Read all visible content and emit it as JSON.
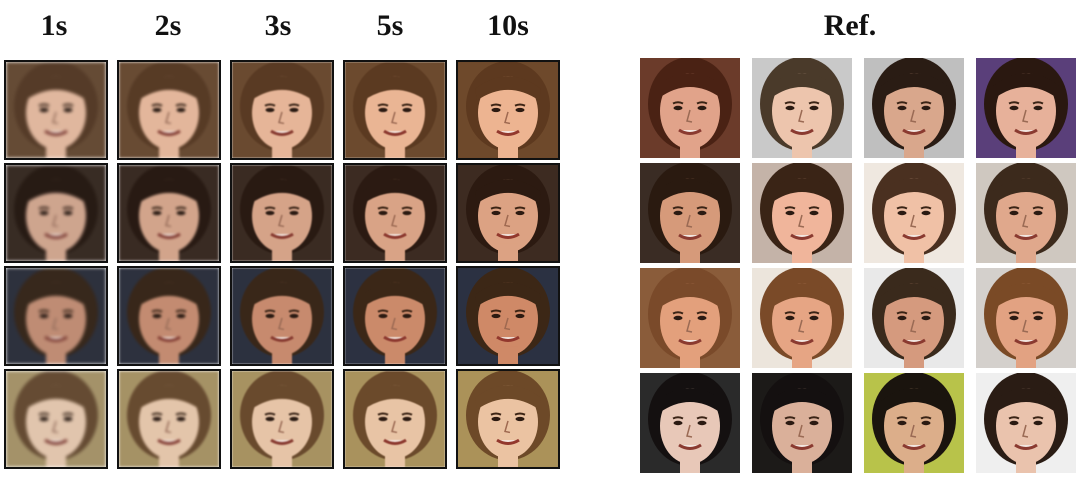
{
  "headers": {
    "time_labels": [
      "1s",
      "2s",
      "3s",
      "5s",
      "10s"
    ],
    "ref_label": "Ref."
  },
  "generated_columns": 5,
  "generated_rows": 4,
  "reference_columns": 4,
  "reference_rows": 4,
  "row_palettes": [
    {
      "bg": "#6b4a2f",
      "hair": "#5a3a22",
      "skin": "#e8b596"
    },
    {
      "bg": "#3b2b22",
      "hair": "#2a1a12",
      "skin": "#d7a387"
    },
    {
      "bg": "#2c3140",
      "hair": "#3a2718",
      "skin": "#c98a6c"
    },
    {
      "bg": "#a8925f",
      "hair": "#6a4a2c",
      "skin": "#e7c4a6"
    }
  ],
  "ref_palettes": [
    [
      {
        "bg": "#6b3b2a",
        "hair": "#4a2214",
        "skin": "#e1a38a"
      },
      {
        "bg": "#c9c9c9",
        "hair": "#4a3a2a",
        "skin": "#edc5ad"
      },
      {
        "bg": "#bfbfbf",
        "hair": "#2a1c14",
        "skin": "#d9a78c"
      },
      {
        "bg": "#5a3f7a",
        "hair": "#2a1810",
        "skin": "#e7b19a"
      }
    ],
    [
      {
        "bg": "#3a2c24",
        "hair": "#2a1a10",
        "skin": "#d69a7a"
      },
      {
        "bg": "#c4b3a8",
        "hair": "#3a2416",
        "skin": "#f0b59b"
      },
      {
        "bg": "#efe8e0",
        "hair": "#4a3020",
        "skin": "#f0c1a6"
      },
      {
        "bg": "#cfc8c0",
        "hair": "#3c2a1c",
        "skin": "#e0a88c"
      }
    ],
    [
      {
        "bg": "#8a5c3a",
        "hair": "#7a4a2a",
        "skin": "#e3a07c"
      },
      {
        "bg": "#ece5dc",
        "hair": "#7a4a28",
        "skin": "#e6a584"
      },
      {
        "bg": "#e9e9e9",
        "hair": "#3a2a1c",
        "skin": "#d59a7e"
      },
      {
        "bg": "#d4d0cc",
        "hair": "#7a4a26",
        "skin": "#e2a282"
      }
    ],
    [
      {
        "bg": "#2a2a2a",
        "hair": "#141010",
        "skin": "#e8c8b8"
      },
      {
        "bg": "#1c1a18",
        "hair": "#141010",
        "skin": "#dab09a"
      },
      {
        "bg": "#b8c34a",
        "hair": "#1a140e",
        "skin": "#dcae8a"
      },
      {
        "bg": "#efefef",
        "hair": "#2a1c14",
        "skin": "#eac3ad"
      }
    ]
  ]
}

:::::

What the exercise asks> Without the pictures, output the full listing exactly as it stands.

Response>
Read all visible content and emit it as JSON.
{
  "headers": {
    "time_labels": [
      "1s",
      "2s",
      "3s",
      "5s",
      "10s"
    ],
    "ref_label": "Ref."
  },
  "generated_columns": 5,
  "generated_rows": 4,
  "reference_columns": 4,
  "reference_rows": 4,
  "row_palettes": [
    {
      "bg": "#6b4a2f",
      "hair": "#5a3a22",
      "skin": "#e8b596"
    },
    {
      "bg": "#3b2b22",
      "hair": "#2a1a12",
      "skin": "#d7a387"
    },
    {
      "bg": "#2c3140",
      "hair": "#3a2718",
      "skin": "#c98a6c"
    },
    {
      "bg": "#a8925f",
      "hair": "#6a4a2c",
      "skin": "#e7c4a6"
    }
  ],
  "ref_palettes": [
    [
      {
        "bg": "#6b3b2a",
        "hair": "#4a2214",
        "skin": "#e1a38a"
      },
      {
        "bg": "#c9c9c9",
        "hair": "#4a3a2a",
        "skin": "#edc5ad"
      },
      {
        "bg": "#bfbfbf",
        "hair": "#2a1c14",
        "skin": "#d9a78c"
      },
      {
        "bg": "#5a3f7a",
        "hair": "#2a1810",
        "skin": "#e7b19a"
      }
    ],
    [
      {
        "bg": "#3a2c24",
        "hair": "#2a1a10",
        "skin": "#d69a7a"
      },
      {
        "bg": "#c4b3a8",
        "hair": "#3a2416",
        "skin": "#f0b59b"
      },
      {
        "bg": "#efe8e0",
        "hair": "#4a3020",
        "skin": "#f0c1a6"
      },
      {
        "bg": "#cfc8c0",
        "hair": "#3c2a1c",
        "skin": "#e0a88c"
      }
    ],
    [
      {
        "bg": "#8a5c3a",
        "hair": "#7a4a2a",
        "skin": "#e3a07c"
      },
      {
        "bg": "#ece5dc",
        "hair": "#7a4a28",
        "skin": "#e6a584"
      },
      {
        "bg": "#e9e9e9",
        "hair": "#3a2a1c",
        "skin": "#d59a7e"
      },
      {
        "bg": "#d4d0cc",
        "hair": "#7a4a26",
        "skin": "#e2a282"
      }
    ],
    [
      {
        "bg": "#2a2a2a",
        "hair": "#141010",
        "skin": "#e8c8b8"
      },
      {
        "bg": "#1c1a18",
        "hair": "#141010",
        "skin": "#dab09a"
      },
      {
        "bg": "#b8c34a",
        "hair": "#1a140e",
        "skin": "#dcae8a"
      },
      {
        "bg": "#efefef",
        "hair": "#2a1c14",
        "skin": "#eac3ad"
      }
    ]
  ]
}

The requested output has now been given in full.